GIVEN TASK: Transcribe the material in full. Nothing should differ except that the pictures are left out.

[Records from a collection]
————

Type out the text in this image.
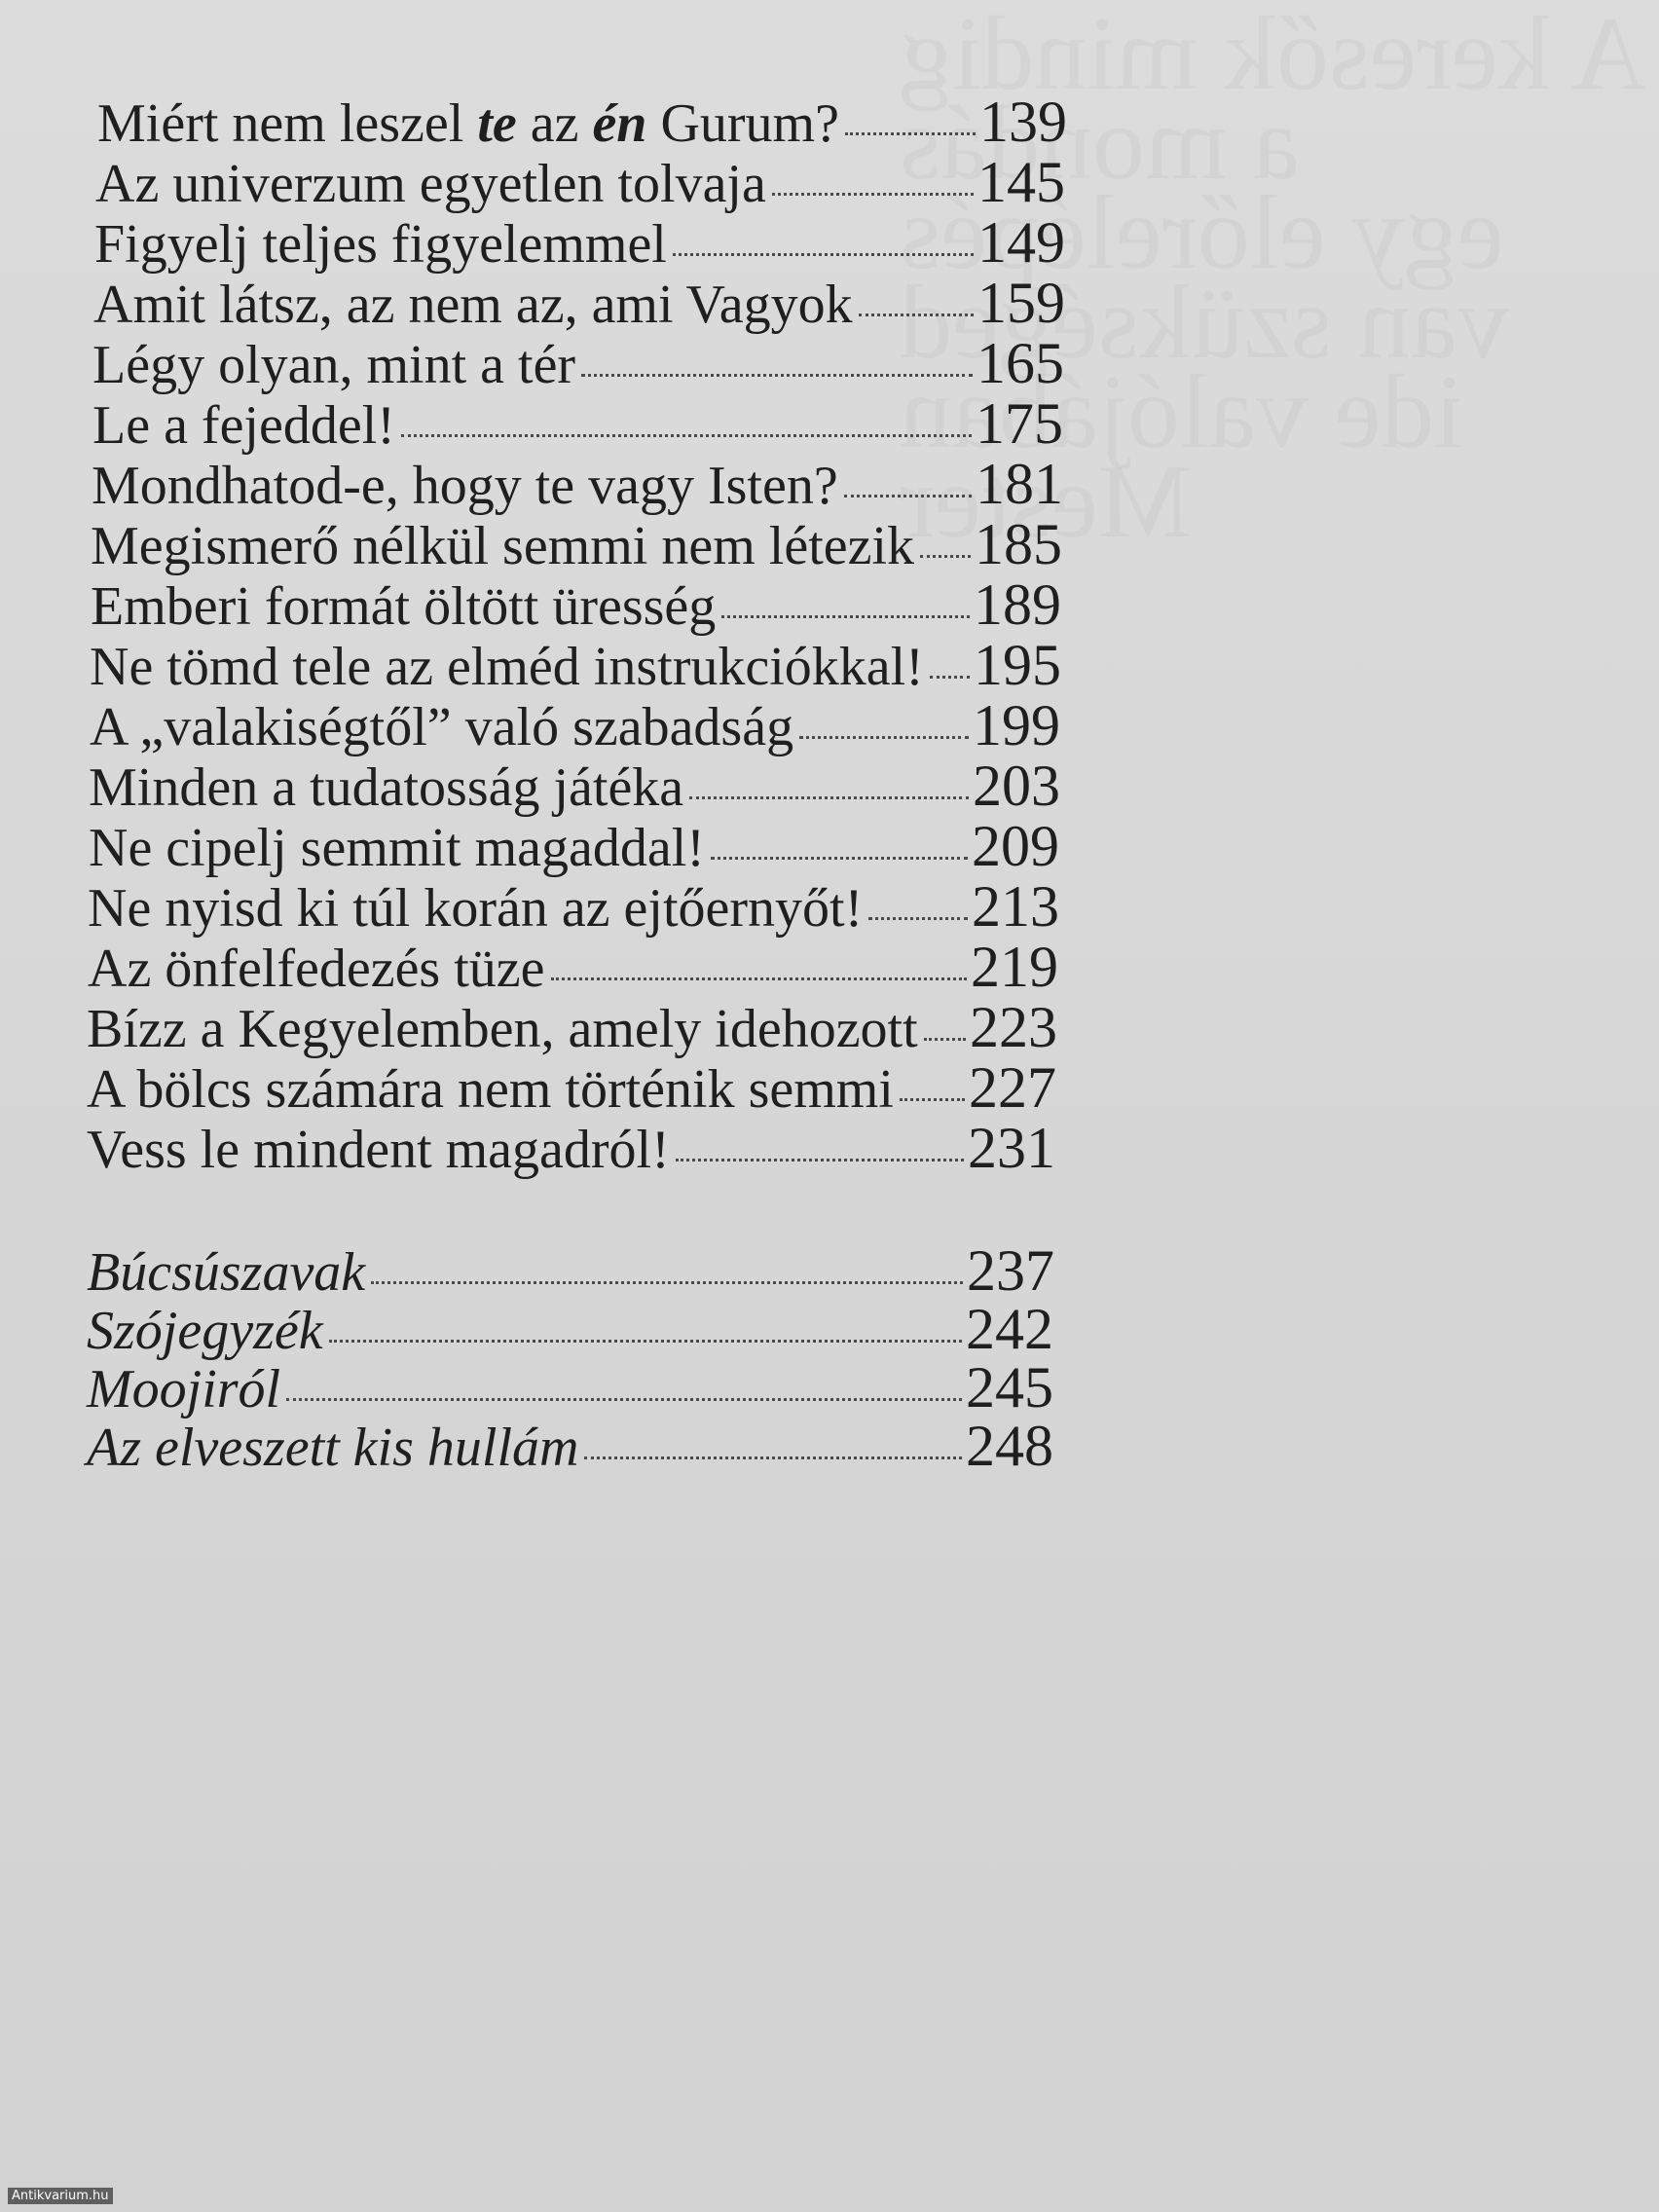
Miért nem leszel te az én Gurum? 139
Az univerzum egyetlen tolvaja	145
Figyelj teljes figyelemmel	149
Amit látsz, az nem az, ami Vagyok 159
Légy olyan, mint a tér	165
Le a fejeddel!	175
Mondhatod-e, hogy te vagy Isten? 181
Megismerő nélkül semmi nem létezik 185
Emberi formát öltött üresség	189
Ne tömd tele az elméd instrukciókkal! 195
A „valakiségtől” való szabadság	199
Minden a tudatosság játéka	203
Ne cipelj semmit magaddal!	209
Ne nyisd ki túl korán az ejtőernyőt! 213
Az önfelfedezés tüze	219
Bízz a Kegyelemben, amely idehozott 223
A bölcs számára nem történik semmi 227
Vess le mindent magadról!	231
Búcsúszavak	237
Szójegyzék	242
Moojiról	245
Az elveszett kis hullám	248
Antikvarium.hu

————

EXERCISE RESULT:
Type out the text in this image.
Miért nem leszel te az én Gurum? 139
Az univerzum egyetlen tolvaja	145
Figyelj teljes figyelemmel	149
Amit látsz, az nem az, ami Vagyok 159
Légy olyan, mint a tér	165
Le a fejeddel!	175
Mondhatod-e, hogy te vagy Isten? 181
Megismerő nélkül semmi nem létezik 185
Emberi formát öltött üresség	189
Ne tömd tele az elméd instrukciókkal! 195
A „valakiségtől” való szabadság	199
Minden a tudatosság játéka	203
Ne cipelj semmit magaddal!	209
Ne nyisd ki túl korán az ejtőernyőt! 213
Az önfelfedezés tüze	219
Bízz a Kegyelemben, amely idehozott 223
A bölcs számára nem történik semmi 227
Vess le mindent magadról!	231
Búcsúszavak	237
Szójegyzék	242
Moojiról	245
Az elveszett kis hullám	248
Antikvarium.hu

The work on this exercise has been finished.